**Instructions for the task:** Retype all the records with nothing changed.
--- Start Data rows ---
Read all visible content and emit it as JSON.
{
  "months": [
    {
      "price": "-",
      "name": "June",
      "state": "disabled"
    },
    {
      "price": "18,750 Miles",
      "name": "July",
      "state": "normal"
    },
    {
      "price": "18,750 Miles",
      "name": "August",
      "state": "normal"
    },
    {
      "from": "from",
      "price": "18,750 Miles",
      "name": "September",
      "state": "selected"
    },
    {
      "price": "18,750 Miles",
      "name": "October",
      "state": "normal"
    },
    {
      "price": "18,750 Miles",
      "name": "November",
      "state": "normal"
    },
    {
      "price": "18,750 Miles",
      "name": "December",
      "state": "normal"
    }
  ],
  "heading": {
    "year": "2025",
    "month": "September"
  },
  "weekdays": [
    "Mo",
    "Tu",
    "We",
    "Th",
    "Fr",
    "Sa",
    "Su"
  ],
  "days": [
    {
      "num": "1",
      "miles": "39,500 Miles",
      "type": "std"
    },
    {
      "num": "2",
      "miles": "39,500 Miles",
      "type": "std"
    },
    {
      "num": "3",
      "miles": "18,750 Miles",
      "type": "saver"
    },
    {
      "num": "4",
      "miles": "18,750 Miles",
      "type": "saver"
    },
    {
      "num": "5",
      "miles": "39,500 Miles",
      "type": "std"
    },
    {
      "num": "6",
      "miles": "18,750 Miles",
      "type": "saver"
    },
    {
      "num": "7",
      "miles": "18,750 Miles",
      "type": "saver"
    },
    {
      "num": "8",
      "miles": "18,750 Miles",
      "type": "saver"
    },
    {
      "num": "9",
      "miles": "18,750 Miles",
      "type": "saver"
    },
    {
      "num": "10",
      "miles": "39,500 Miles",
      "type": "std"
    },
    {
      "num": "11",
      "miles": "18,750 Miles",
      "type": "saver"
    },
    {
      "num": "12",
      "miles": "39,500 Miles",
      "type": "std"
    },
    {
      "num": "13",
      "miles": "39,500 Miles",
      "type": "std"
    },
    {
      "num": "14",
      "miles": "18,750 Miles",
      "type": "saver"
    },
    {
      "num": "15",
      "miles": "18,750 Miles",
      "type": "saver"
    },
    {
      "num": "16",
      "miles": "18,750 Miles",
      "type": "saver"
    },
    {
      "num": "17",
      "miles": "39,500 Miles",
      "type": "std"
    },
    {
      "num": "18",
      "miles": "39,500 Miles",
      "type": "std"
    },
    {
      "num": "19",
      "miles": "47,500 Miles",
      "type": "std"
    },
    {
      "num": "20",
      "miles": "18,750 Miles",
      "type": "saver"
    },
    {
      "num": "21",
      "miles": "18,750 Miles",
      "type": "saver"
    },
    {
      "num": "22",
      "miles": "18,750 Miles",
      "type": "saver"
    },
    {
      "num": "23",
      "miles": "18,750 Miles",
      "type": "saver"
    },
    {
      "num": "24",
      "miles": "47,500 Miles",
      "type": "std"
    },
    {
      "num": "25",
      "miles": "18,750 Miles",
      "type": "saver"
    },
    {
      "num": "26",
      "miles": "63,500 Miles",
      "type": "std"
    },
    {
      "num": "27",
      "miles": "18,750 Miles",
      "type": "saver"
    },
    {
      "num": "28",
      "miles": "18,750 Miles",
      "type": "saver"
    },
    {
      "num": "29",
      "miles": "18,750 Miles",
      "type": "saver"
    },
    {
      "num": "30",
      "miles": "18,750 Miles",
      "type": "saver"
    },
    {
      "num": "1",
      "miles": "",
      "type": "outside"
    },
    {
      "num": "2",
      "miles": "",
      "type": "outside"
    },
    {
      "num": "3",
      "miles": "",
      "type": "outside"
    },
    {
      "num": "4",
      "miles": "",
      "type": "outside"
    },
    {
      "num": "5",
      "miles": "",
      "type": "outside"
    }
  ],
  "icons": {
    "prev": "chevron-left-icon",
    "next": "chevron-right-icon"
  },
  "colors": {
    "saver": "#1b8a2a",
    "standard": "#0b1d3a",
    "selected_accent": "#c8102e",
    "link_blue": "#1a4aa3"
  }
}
--- End Data rows ---
**In response:**
Read all visible content and emit it as JSON.
{
  "months": [
    {
      "price": "-",
      "name": "June",
      "state": "disabled"
    },
    {
      "price": "18,750 Miles",
      "name": "July",
      "state": "normal"
    },
    {
      "price": "18,750 Miles",
      "name": "August",
      "state": "normal"
    },
    {
      "from": "from",
      "price": "18,750 Miles",
      "name": "September",
      "state": "selected"
    },
    {
      "price": "18,750 Miles",
      "name": "October",
      "state": "normal"
    },
    {
      "price": "18,750 Miles",
      "name": "November",
      "state": "normal"
    },
    {
      "price": "18,750 Miles",
      "name": "December",
      "state": "normal"
    }
  ],
  "heading": {
    "year": "2025",
    "month": "September"
  },
  "weekdays": [
    "Mo",
    "Tu",
    "We",
    "Th",
    "Fr",
    "Sa",
    "Su"
  ],
  "days": [
    {
      "num": "1",
      "miles": "39,500 Miles",
      "type": "std"
    },
    {
      "num": "2",
      "miles": "39,500 Miles",
      "type": "std"
    },
    {
      "num": "3",
      "miles": "18,750 Miles",
      "type": "saver"
    },
    {
      "num": "4",
      "miles": "18,750 Miles",
      "type": "saver"
    },
    {
      "num": "5",
      "miles": "39,500 Miles",
      "type": "std"
    },
    {
      "num": "6",
      "miles": "18,750 Miles",
      "type": "saver"
    },
    {
      "num": "7",
      "miles": "18,750 Miles",
      "type": "saver"
    },
    {
      "num": "8",
      "miles": "18,750 Miles",
      "type": "saver"
    },
    {
      "num": "9",
      "miles": "18,750 Miles",
      "type": "saver"
    },
    {
      "num": "10",
      "miles": "39,500 Miles",
      "type": "std"
    },
    {
      "num": "11",
      "miles": "18,750 Miles",
      "type": "saver"
    },
    {
      "num": "12",
      "miles": "39,500 Miles",
      "type": "std"
    },
    {
      "num": "13",
      "miles": "39,500 Miles",
      "type": "std"
    },
    {
      "num": "14",
      "miles": "18,750 Miles",
      "type": "saver"
    },
    {
      "num": "15",
      "miles": "18,750 Miles",
      "type": "saver"
    },
    {
      "num": "16",
      "miles": "18,750 Miles",
      "type": "saver"
    },
    {
      "num": "17",
      "miles": "39,500 Miles",
      "type": "std"
    },
    {
      "num": "18",
      "miles": "39,500 Miles",
      "type": "std"
    },
    {
      "num": "19",
      "miles": "47,500 Miles",
      "type": "std"
    },
    {
      "num": "20",
      "miles": "18,750 Miles",
      "type": "saver"
    },
    {
      "num": "21",
      "miles": "18,750 Miles",
      "type": "saver"
    },
    {
      "num": "22",
      "miles": "18,750 Miles",
      "type": "saver"
    },
    {
      "num": "23",
      "miles": "18,750 Miles",
      "type": "saver"
    },
    {
      "num": "24",
      "miles": "47,500 Miles",
      "type": "std"
    },
    {
      "num": "25",
      "miles": "18,750 Miles",
      "type": "saver"
    },
    {
      "num": "26",
      "miles": "63,500 Miles",
      "type": "std"
    },
    {
      "num": "27",
      "miles": "18,750 Miles",
      "type": "saver"
    },
    {
      "num": "28",
      "miles": "18,750 Miles",
      "type": "saver"
    },
    {
      "num": "29",
      "miles": "18,750 Miles",
      "type": "saver"
    },
    {
      "num": "30",
      "miles": "18,750 Miles",
      "type": "saver"
    },
    {
      "num": "1",
      "miles": "",
      "type": "outside"
    },
    {
      "num": "2",
      "miles": "",
      "type": "outside"
    },
    {
      "num": "3",
      "miles": "",
      "type": "outside"
    },
    {
      "num": "4",
      "miles": "",
      "type": "outside"
    },
    {
      "num": "5",
      "miles": "",
      "type": "outside"
    }
  ],
  "icons": {
    "prev": "chevron-left-icon",
    "next": "chevron-right-icon"
  },
  "colors": {
    "saver": "#1b8a2a",
    "standard": "#0b1d3a",
    "selected_accent": "#c8102e",
    "link_blue": "#1a4aa3"
  }
}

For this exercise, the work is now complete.